##### TEXTO DADO
Lejos de ser una novela para niños, la crítica social que propone Michael Ende abarca bastantes temas de la manera más directa posible, no se limita a lo más absolutamente esencial, uniendo los pensamientos de una niña separada de sus compañeros con ideas antimaterialistas, filosóficas y toques surrealistas que sabe combinar  de la mejor manera posible.

En el Cuaderno de Literatura Infantil y Juvenil Año 5, Nº37 de 1992 el escritor se hacía la siguiente pregunta: «¿Por qué escribo para niños?«. Su respuesta fue muy sencilla: no lo hacía. Michael Ende escribía lo que a él le hubiese gustado leer de pequeño y para ello se servía de su concepto del Eterno Juvenil (adaptándolo del Eterno Femenino, otro tema, que está súper cancelled, del que no vamos a hablar en este blog si no es criticándolo desde la visión de Simone de Beauvoir) y os voy a poner directamente la cita más importante para entenderlo porque es una maravilla.
##########
##### REGISTROS MOSTRADOS
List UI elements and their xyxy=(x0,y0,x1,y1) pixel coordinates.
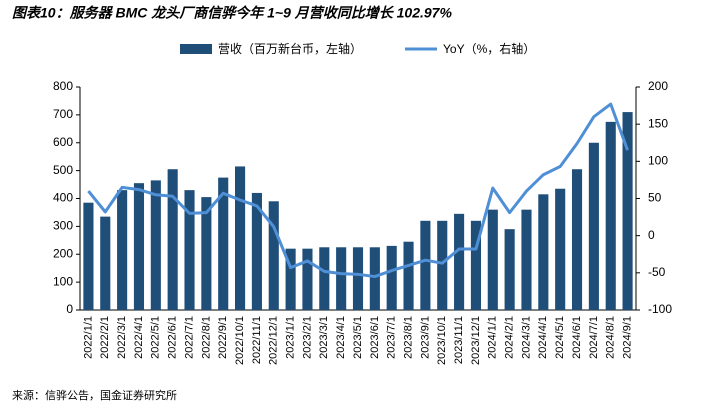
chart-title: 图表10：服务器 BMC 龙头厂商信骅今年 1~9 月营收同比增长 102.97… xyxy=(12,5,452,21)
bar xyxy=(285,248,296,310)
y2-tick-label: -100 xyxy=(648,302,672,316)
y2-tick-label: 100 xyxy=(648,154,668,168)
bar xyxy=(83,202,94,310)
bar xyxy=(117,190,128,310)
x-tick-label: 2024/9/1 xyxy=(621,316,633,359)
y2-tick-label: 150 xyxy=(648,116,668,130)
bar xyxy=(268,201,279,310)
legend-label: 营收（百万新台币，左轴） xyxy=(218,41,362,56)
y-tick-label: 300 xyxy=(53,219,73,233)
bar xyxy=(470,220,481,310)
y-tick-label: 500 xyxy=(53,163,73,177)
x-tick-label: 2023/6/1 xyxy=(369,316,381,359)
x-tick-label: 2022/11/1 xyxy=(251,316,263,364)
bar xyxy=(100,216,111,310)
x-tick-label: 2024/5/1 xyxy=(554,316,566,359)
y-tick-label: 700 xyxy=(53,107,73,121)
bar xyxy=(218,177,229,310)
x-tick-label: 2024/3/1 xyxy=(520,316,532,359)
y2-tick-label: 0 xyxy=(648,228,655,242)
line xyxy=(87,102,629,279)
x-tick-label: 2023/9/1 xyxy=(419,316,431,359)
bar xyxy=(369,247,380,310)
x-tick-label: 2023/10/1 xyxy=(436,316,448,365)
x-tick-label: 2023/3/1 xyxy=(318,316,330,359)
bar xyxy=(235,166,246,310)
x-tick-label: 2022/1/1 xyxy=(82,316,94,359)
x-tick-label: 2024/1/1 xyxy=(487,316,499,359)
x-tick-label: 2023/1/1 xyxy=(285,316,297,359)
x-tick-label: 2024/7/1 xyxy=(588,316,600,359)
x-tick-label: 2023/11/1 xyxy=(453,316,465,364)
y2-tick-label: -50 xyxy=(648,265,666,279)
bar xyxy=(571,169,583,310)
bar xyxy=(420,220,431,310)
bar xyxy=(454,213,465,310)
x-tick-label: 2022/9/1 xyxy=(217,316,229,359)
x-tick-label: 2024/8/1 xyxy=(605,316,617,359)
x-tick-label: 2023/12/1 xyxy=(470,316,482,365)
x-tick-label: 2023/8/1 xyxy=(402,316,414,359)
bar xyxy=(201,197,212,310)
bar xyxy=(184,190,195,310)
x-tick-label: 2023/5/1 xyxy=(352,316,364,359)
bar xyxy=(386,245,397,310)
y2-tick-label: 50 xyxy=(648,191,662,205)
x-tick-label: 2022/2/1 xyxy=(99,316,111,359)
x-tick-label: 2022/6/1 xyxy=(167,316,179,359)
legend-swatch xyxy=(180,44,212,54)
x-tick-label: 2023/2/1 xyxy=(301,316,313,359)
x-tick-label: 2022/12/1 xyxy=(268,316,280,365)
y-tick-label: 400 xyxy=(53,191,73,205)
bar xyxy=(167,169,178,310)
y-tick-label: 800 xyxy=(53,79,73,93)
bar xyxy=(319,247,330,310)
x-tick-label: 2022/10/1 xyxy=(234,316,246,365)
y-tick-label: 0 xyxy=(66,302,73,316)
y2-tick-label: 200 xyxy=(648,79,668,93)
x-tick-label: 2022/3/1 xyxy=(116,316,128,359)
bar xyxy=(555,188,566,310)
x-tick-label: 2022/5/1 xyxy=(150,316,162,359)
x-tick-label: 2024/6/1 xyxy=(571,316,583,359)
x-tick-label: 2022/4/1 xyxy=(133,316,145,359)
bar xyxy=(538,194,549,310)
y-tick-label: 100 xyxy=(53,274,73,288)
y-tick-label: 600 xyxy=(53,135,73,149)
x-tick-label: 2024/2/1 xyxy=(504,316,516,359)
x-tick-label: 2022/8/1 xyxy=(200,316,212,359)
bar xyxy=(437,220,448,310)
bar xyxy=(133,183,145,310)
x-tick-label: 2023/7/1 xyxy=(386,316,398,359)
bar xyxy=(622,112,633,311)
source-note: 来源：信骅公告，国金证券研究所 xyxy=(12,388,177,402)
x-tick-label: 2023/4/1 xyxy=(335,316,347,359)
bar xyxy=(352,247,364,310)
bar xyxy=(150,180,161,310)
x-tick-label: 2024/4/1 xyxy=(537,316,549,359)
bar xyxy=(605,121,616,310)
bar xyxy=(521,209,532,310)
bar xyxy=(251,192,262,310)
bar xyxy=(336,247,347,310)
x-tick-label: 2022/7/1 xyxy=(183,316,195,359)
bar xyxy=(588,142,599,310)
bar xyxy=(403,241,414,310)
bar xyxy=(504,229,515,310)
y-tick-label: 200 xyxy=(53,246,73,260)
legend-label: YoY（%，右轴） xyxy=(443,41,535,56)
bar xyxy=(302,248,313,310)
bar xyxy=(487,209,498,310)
##########
##### REGISTROS MOSTRADOS
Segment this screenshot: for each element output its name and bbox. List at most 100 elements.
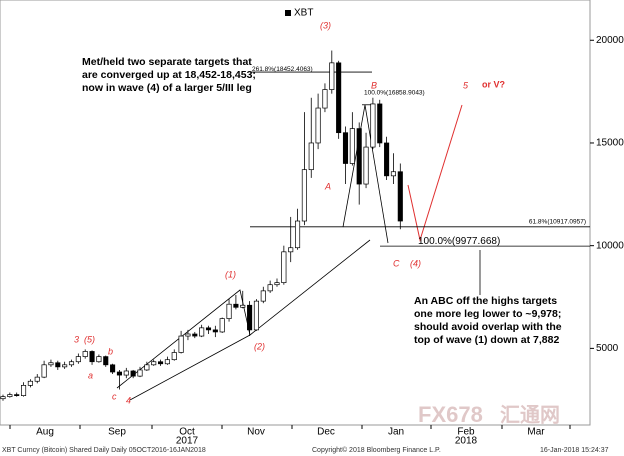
##########
##### REGISTROS MOSTRADOS
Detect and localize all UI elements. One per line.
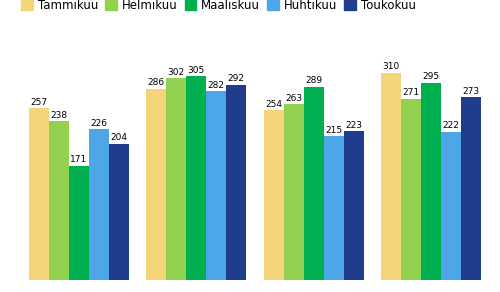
##########
COMPLETA LO SIGUIENTE:
(a) Cita literalmente el fragmento del texto sobre Michael Ende que comienza con las palabras que contienen "En el Cuaderno" y acaba con "es una maravilla.".
(b) Según el texto sobre Michael Ende, ¿en qué publicación el escritor se preguntó por qué escribía para niños?
(c) Escribe la continuación del texto sobre Michael Ende a partir de su última frase.

RESPUESTAS ESPERADAS:
(a)
En el Cuaderno de Literatura Infantil y Juvenil Año 5, Nº37 de 1992 el escritor se hacía la siguiente pregunta: «¿Por qué escribo para niños?«. Su respuesta fue muy sencilla: no lo hacía. Michael Ende escribía lo que a él le hubiese gustado leer de pequeño y para ello se servía de su concepto del Eterno Juvenil (adaptándolo del Eterno Femenino, otro tema, que está súper cancelled, del que no vamos a hablar en este blog si no es criticándolo desde la visión de Simone de Beauvoir) y os voy a poner directamente la cita más importante para entenderlo porque es una maravilla.

(b) En el Cuaderno de Literatura Infantil y Juvenil Año 5, Nº37, de 1992.

(c)
Sin embargo, una característica de nuestros días y nuestra edad es que ningún escritor o poeta osa retratar en sus libros un mundo parecido al mundo infantil, porque esto haría que se le etiquetara despectivamente como <<autor para niños>>. Esta etiqueta comporta que los libros infantiles queden relegados a la condición de género literario inferior —si es que pueden llamarse <<literatura>>—, escritos por personas carentes de talento para convertirse en <<auténticos>> escritores. Sin embargo, este punto de vista, lamentablemente tan extendido, no prueba nada, excepto, a lo sumo, el deplorable bajo nivel de comprensión artística de aquellos que lo sostienen y que, además, son suficientemente estúpidos para proclamarlo en público.

Michael Ende en CLIJ Año 5 Nº37 de 1992

¡Ay, fantástico!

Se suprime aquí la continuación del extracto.